Write out the entries below once more, exactly, with the pictures left out.

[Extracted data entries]

%%

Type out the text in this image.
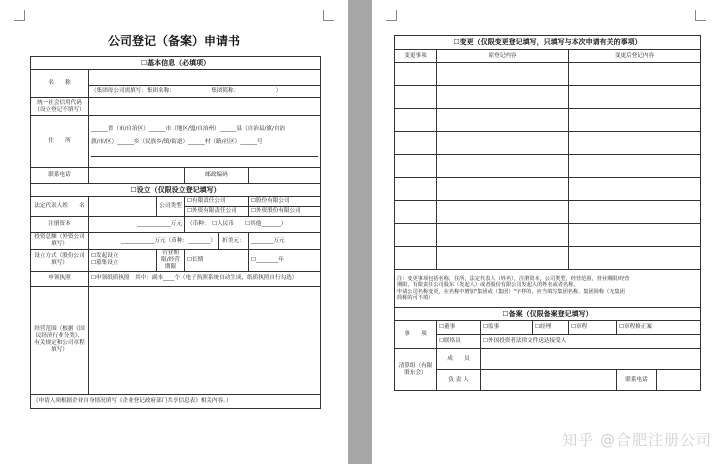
公司登记（备案）申请书
☐基本信息（必填项）					
名　　称					
	（集团母公司需填写：集团名称：　　　　　　　集团简称：　　　　　　　）				
统一社会信用代码（设立登记不填写）					
住　　所	______省（市/自治区）______市（地区/盟/自治州）______县（自治县/旗/自治
旗/市/区）______乡（民族乡/镇/街道）______村（路/社区）______号				

联系电话			邮政编码		
☐设立（仅限设立登记填写）					
法定代表人姓　　名		公司类型	☐有限责任公司		☐股份有限公司
			☐外资有限责任公司		☐外资股份有限公司
注册资本	____________万元		（币种：　☐人民币　　☐其他_______）		
投资总额（外资公司填写）	____________万元（币种：________）			折美元：	________万元
设立方式（股份公司填写）	☐发起设立
☐募集设立	营业期限/经营期限	☐长期		☐________年
申领执照	☐申领纸质执照　其中：副本____个（电子执照系统自动生成，纸质执照自行勾选）				
经营范围（根据《国民经济行业分类》、有关规定和公司章程填写）					
（申请人须根据企业自身情况填写《企业登记政府部门共享信息表》相关内容。）					
☐变更（仅限变更登记填写，只填写与本次申请有关的事项）						
变更事项	原登记内容			变更后登记内容		

注：变更事项包括名称，住所，法定代表人（姓名），注册资本，公司类型，经营范围，营业期限/经营
期限，有限责任公司股东（发起人）或者股份有限公司发起人的姓名或者名称。
申请公司名称变更，在名称中增加"集团或（集团）"字样的，应当填写集团名称、集团简称（无集团
简称的可不填）						

☐备案（仅限备案登记填写）						
事　　项	☐董事	☐监事	☐经理	☐章程	☐章程修正案	
	☐联络员	☐外国投资者法律文件送达接受人				
清算组（有限股东会）	成　　员					
	负 责 人				联系电话	
知乎 @合肥注册公司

%%

§ Response to this exercise
Type out the text in this image.
公司登记（备案）申请书
☐基本信息（必填项）					
名　　称					
	（集团母公司需填写：集团名称：　　　　　　　集团简称：　　　　　　　）				
统一社会信用代码（设立登记不填写）					
住　　所	______省（市/自治区）______市（地区/盟/自治州）______县（自治县/旗/自治
旗/市/区）______乡（民族乡/镇/街道）______村（路/社区）______号				

联系电话			邮政编码		
☐设立（仅限设立登记填写）					
法定代表人姓　　名		公司类型	☐有限责任公司		☐股份有限公司
			☐外资有限责任公司		☐外资股份有限公司
注册资本	____________万元		（币种：　☐人民币　　☐其他_______）		
投资总额（外资公司填写）	____________万元（币种：________）			折美元：	________万元
设立方式（股份公司填写）	☐发起设立
☐募集设立	营业期限/经营期限	☐长期		☐________年
申领执照	☐申领纸质执照　其中：副本____个（电子执照系统自动生成，纸质执照自行勾选）				
经营范围（根据《国民经济行业分类》、有关规定和公司章程填写）					
（申请人须根据企业自身情况填写《企业登记政府部门共享信息表》相关内容。）					
☐变更（仅限变更登记填写，只填写与本次申请有关的事项）						
变更事项	原登记内容			变更后登记内容		

注：变更事项包括名称，住所，法定代表人（姓名），注册资本，公司类型，经营范围，营业期限/经营
期限，有限责任公司股东（发起人）或者股份有限公司发起人的姓名或者名称。
申请公司名称变更，在名称中增加"集团或（集团）"字样的，应当填写集团名称、集团简称（无集团
简称的可不填）						

☐备案（仅限备案登记填写）						
事　　项	☐董事	☐监事	☐经理	☐章程	☐章程修正案	
	☐联络员	☐外国投资者法律文件送达接受人				
清算组（有限股东会）	成　　员					
	负 责 人				联系电话	
知乎 @合肥注册公司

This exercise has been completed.